Stored entries:
◇ ◇ ◇
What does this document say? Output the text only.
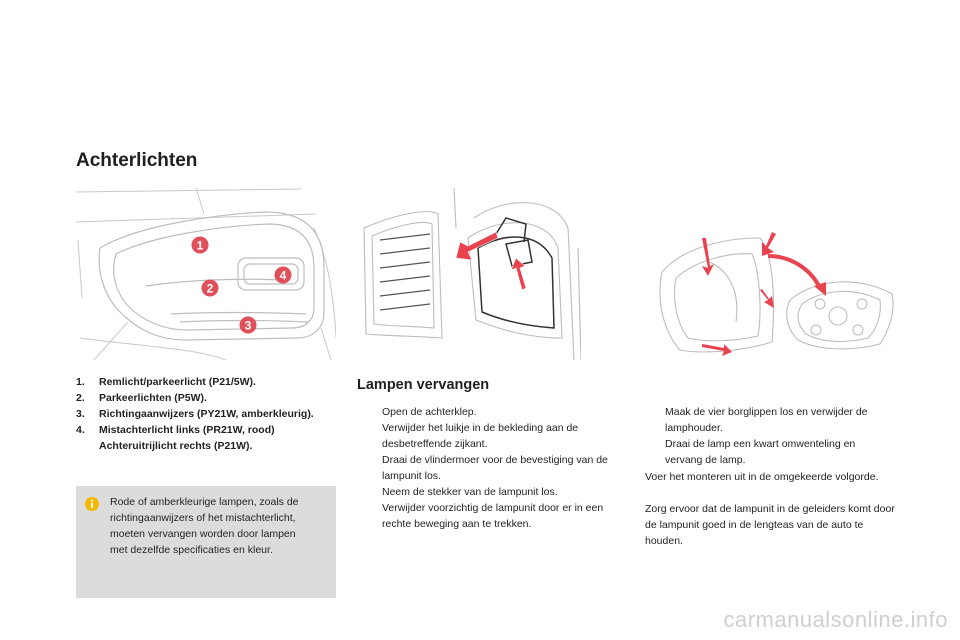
Achterlichten
1
2
3
4
1. Remlicht/parkeerlicht (P21/5W).
2. Parkeerlichten (P5W).
3. Richtingaanwijzers (PY21W, amberkleurig).
4. Mistachterlicht links (PR21W, rood) Achteruitrijlicht rechts (P21W).

Rode of amberkleurige lampen, zoals de richtingaanwijzers of het mistachterlicht, moeten vervangen worden door lampen met dezelfde specificaties en kleur.

Lampen vervangen
Open de achterklep.
Verwijder het luikje in de bekleding aan de desbetreffende zijkant.
Draai de vlindermoer voor de bevestiging van de lampunit los.
Neem de stekker van de lampunit los.
Verwijder voorzichtig de lampunit door er in een rechte beweging aan te trekken.
Maak de vier borglippen los en verwijder de lamphouder.
Draai de lamp een kwart omwenteling en vervang de lamp.

Voer het monteren uit in de omgekeerde volgorde.

Zorg ervoor dat de lampunit in de geleiders komt door de lampunit goed in de lengteas van de auto te houden.

carmanualsonline.info
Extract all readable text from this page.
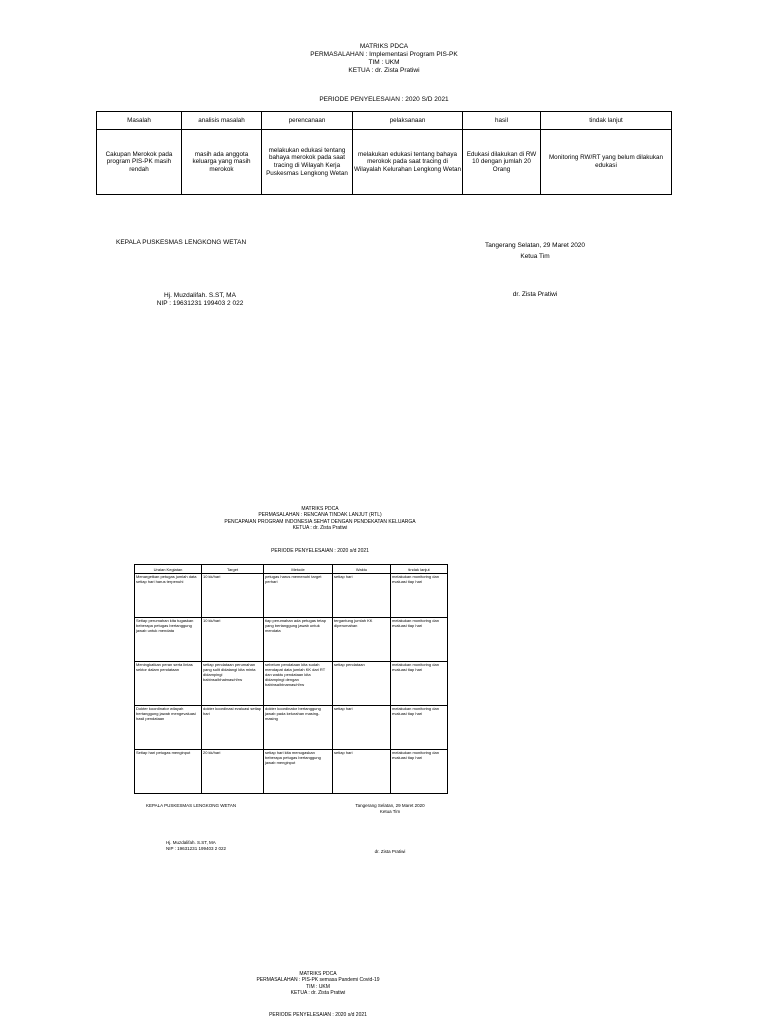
MATRIKS PDCA
PERMASALAHAN : Implementasi Program PIS-PK
TIM : UKM
KETUA : dr. Zista Pratiwi
PERIODE PENYELESAIAN : 2020 S/D 2021
Masalah	analisis masalah	perencanaan	pelaksanaan	hasil	tindak lanjut
Cakupan Merokok pada program PIS-PK masih rendah	masih ada anggota keluarga yang masih merokok	melakukan edukasi tentang bahaya merokok pada saat tracing di Wilayah Kerja Puskesmas Lengkong Wetan	melakukan edukasi tentang bahaya merokok pada saat tracing di Wilayalah Kelurahan Lengkong Wetan	Edukasi dilakukan di RW 10 dengan jumlah 20 Orang	Monitoring RW/RT yang belum dilakukan edukasi
KEPALA PUSKESMAS LENGKONG WETAN
Hj. Muzdalifah. S.ST, MA
NIP : 19631231 199403 2 022
Tangerang Selatan, 29 Maret 2020
Ketua Tim
dr. Zista Pratiwi
MATRIKS PDCA
PERMASALAHAN : RENCANA TINDAK LANJUT (RTL)
PENCAPAIAN PROGRAM INDONESIA SEHAT DENGAN PENDEKATAN KELUARGA
KETUA : dr. Zista Pratiwi
PERIODE PENYELESAIAN : 2020 s/d 2021
Uraian Kegiatan	Target	Metode	Waktu	tindak lanjut
Menargetkan petugas jumlah data setiap hari harus terpenuhi	10 kk/hari	petugas harus memenuhi target perhari	setiap hari	melakukan monitoring dan evaluasi tiap hari
Setiap perumahan kita tugaskan beberapa petugas bertanggung jawab untuk mendata	10 kk/hari	tiap perumahan ada petugas tetap yang bertanggung jawab untuk mendata	tergantung jumlah KK diperumahan	melakukan monitoring dan evaluasi tiap hari
Meningkatkan peran serta lintas sektor dalam pendataan	setiap pendataan perumahan yang sulit didatangi kita minta didampingi babinsa/bhaimas/rt/rw	sebelum pendataan kita sudah mendapat data jumlah KK dari RT dan waktu pendataan kita didampingi dengan babinsa/binamas/rt/rw	setiap pendataan	melakukan monitoring dan evaluasi tiap hari
Dokter koordinator wilayah bertanggung jawab mengevaluasi hasil pendataan	dokter koordinasi evaluasi setiap hari	dokter koordinator bertanggung jawab pada kelurahan masing-masing	setiap hari	melakukan monitoring dan evaluasi tiap hari
Setiap hari petugas menginput	20 kk/hari	setiap hari kita menugaskan beberapa petugas bertanggung jawab menginput	setiap hari	melakukan monitoring dan evaluasi tiap hari
KEPALA PUSKESMAS LENGKONG WETAN
Hj. Muzdalifah. S.ST, MA
NIP : 19631231 199403 2 022
Tangerang Selatan, 29 Maret 2020
Ketua Tim
dr. Zista Pratiwi
MATRIKS PDCA
PERMASALAHAN : PIS-PK semasa Pandemi Covid-19
TIM : UKM
KETUA : dr. Zista Pratiwi
PERIODE PENYELESAIAN : 2020 s/d 2021
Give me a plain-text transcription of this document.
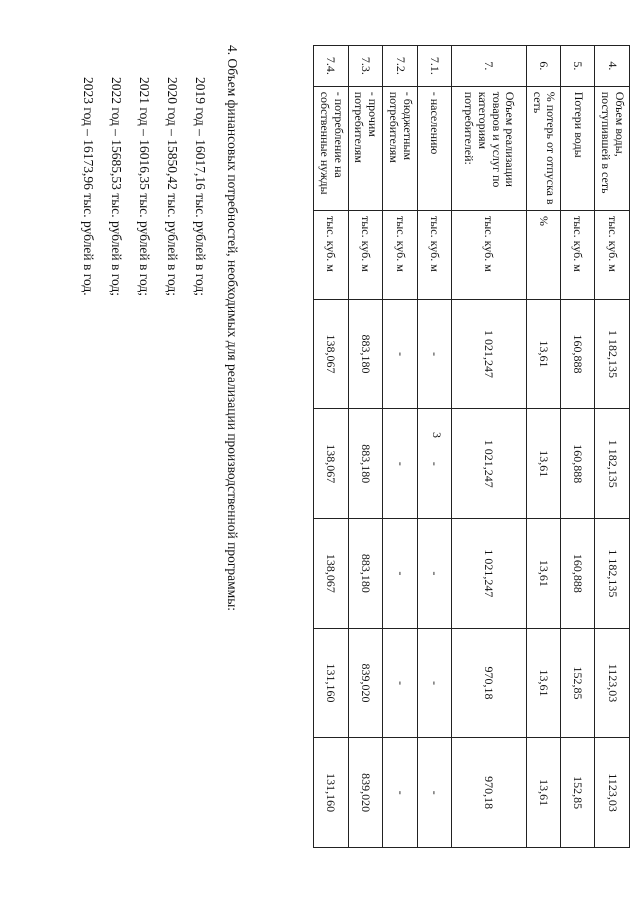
3
4.	Объем воды, поступившей в сеть	тыс. куб. м	1 182,135	1 182,135	1 182,135	1123,03	1123,03
5.	Потери воды	тыс. куб. м	160,888	160,888	160,888	152,85	152,85
6.	% потерь от отпуска в сеть	%	13,61	13,61	13,61	13,61	13,61
7.	Объем реализации товаров и услуг по категориям потребителей:	тыс. куб. м	1 021,247	1 021,247	1 021,247	970,18	970,18
7.1.	- населению	тыс. куб. м	-	-	-	-	-
7.2.	- бюджетным потребителям	тыс. куб. м	-	-	-	-	-
7.3.	- прочим потребителям	тыс. куб. м	883,180	883,180	883,180	839,020	839,020
7.4.	- потребление на собственные нужды	тыс. куб. м	138,067	138,067	138,067	131,160	131,160

4. Объем финансовых потребностей, необходимых для реализации производственной программы:

2019 год – 16017,16 тыс. рублей в год;

2020 год – 15850,42 тыс. рублей в год;

2021 год – 16016,35 тыс. рублей в год;

2022 год – 15685,53 тыс. рублей в год;

2023 год – 16173,96 тыс. рублей в год.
◇ ◇ ◇
● Required work: Filter the records, keeping only lines that contain "this", and show those lines.

● The result:
What does this document say? Output the text only.
Extract all readable text from this page.
Give me a plain-text transcription of this document.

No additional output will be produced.